Stored items from a collection:

★ ★ ★

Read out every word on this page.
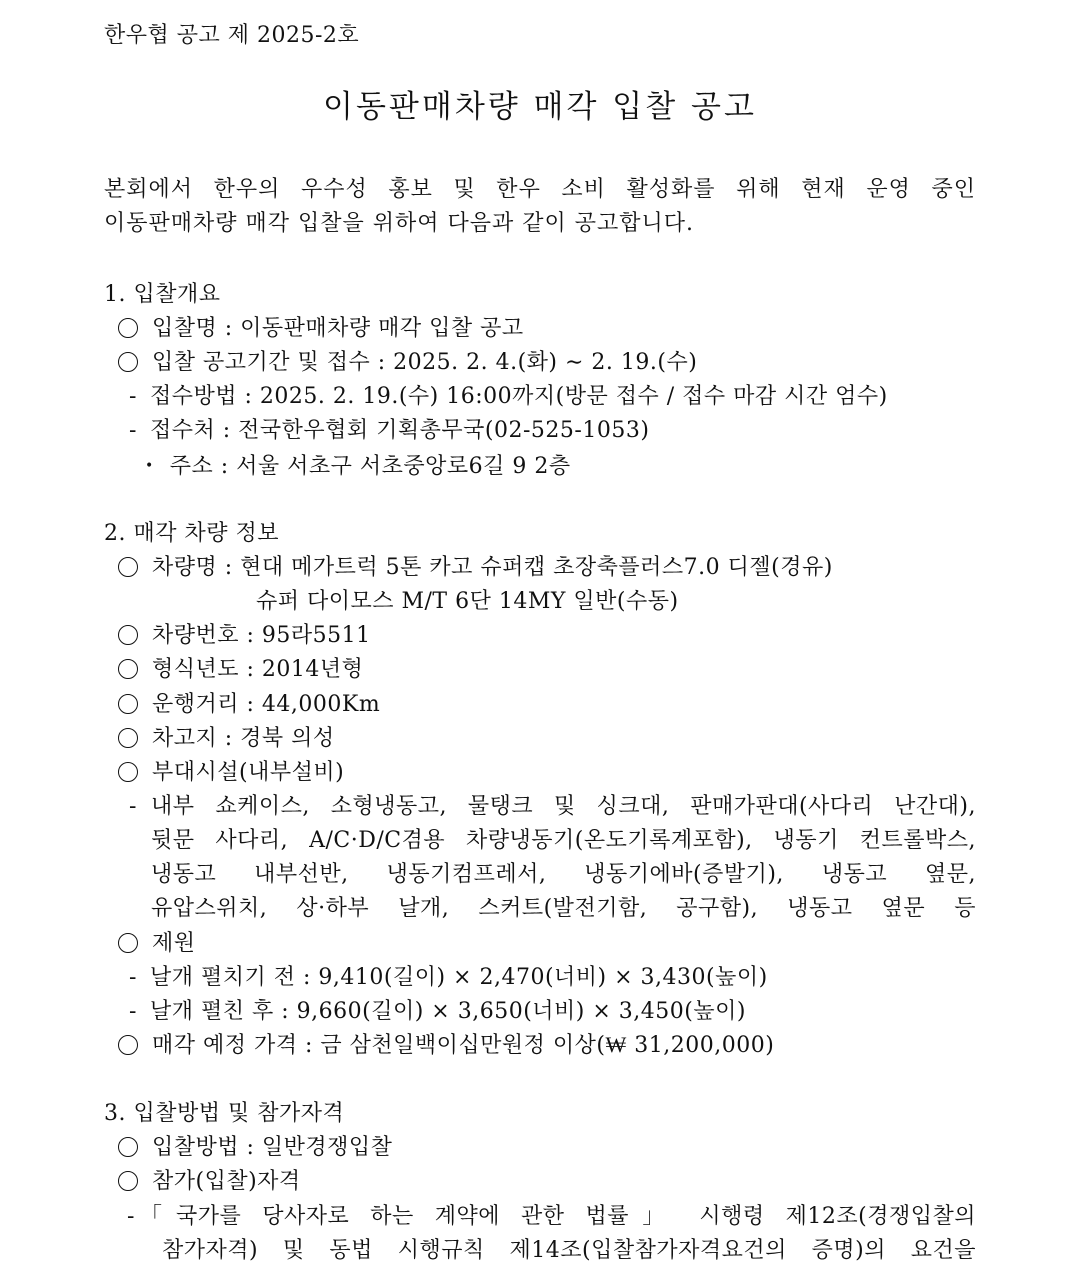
한우협 공고 제 2025-2호
이동판매차량 매각 입찰 공고
본회에서 한우의 우수성 홍보 및 한우 소비 활성화를 위해 현재 운영 중인
이동판매차량 매각 입찰을 위하여 다음과 같이 공고합니다.
1. 입찰개요
입찰명 : 이동판매차량 매각 입찰 공고
입찰 공고기간 및 접수 : 2025. 2. 4.(화) ∼ 2. 19.(수)
- 접수방법 : 2025. 2. 19.(수) 16:00까지(방문 접수 / 접수 마감 시간 엄수)
- 접수처 : 전국한우협회 기획총무국(02-525-1053)
• 주소 : 서울 서초구 서초중앙로6길 9 2층
2. 매각 차량 정보
차량명 : 현대 메가트럭 5톤 카고 슈퍼캡 초장축플러스7.0 디젤(경유)
슈퍼 다이모스 M/T 6단 14MY 일반(수동)
차량번호 : 95라5511
형식년도 : 2014년형
운행거리 : 44,000Km
차고지 : 경북 의성
부대시설(내부설비)
- 내부 쇼케이스, 소형냉동고, 물탱크 및 싱크대, 판매가판대(사다리 난간대),
뒷문 사다리, A/C·D/C겸용 차량냉동기(온도기록계포함), 냉동기 컨트롤박스,
냉동고 내부선반, 냉동기컴프레서, 냉동기에바(증발기), 냉동고 옆문,
유압스위치, 상·하부 날개, 스커트(발전기함, 공구함), 냉동고 옆문 등
제원
- 날개 펼치기 전 : 9,410(길이) × 2,470(너비) × 3,430(높이)
- 날개 펼친 후 : 9,660(길이) × 3,650(너비) × 3,450(높이)
매각 예정 가격 : 금 삼천일백이십만원정 이상(₩ 31,200,000)
3. 입찰방법 및 참가자격
입찰방법 : 일반경쟁입찰
참가(입찰)자격
- 「국가를 당사자로 하는 계약에 관한 법률」 시행령 제12조(경쟁입찰의
참가자격) 및 동법 시행규칙 제14조(입찰참가자격요건의 증명)의 요건을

★ ★ ★

State the number of lines above that hold the string "이동판매차량", with nothing added.

3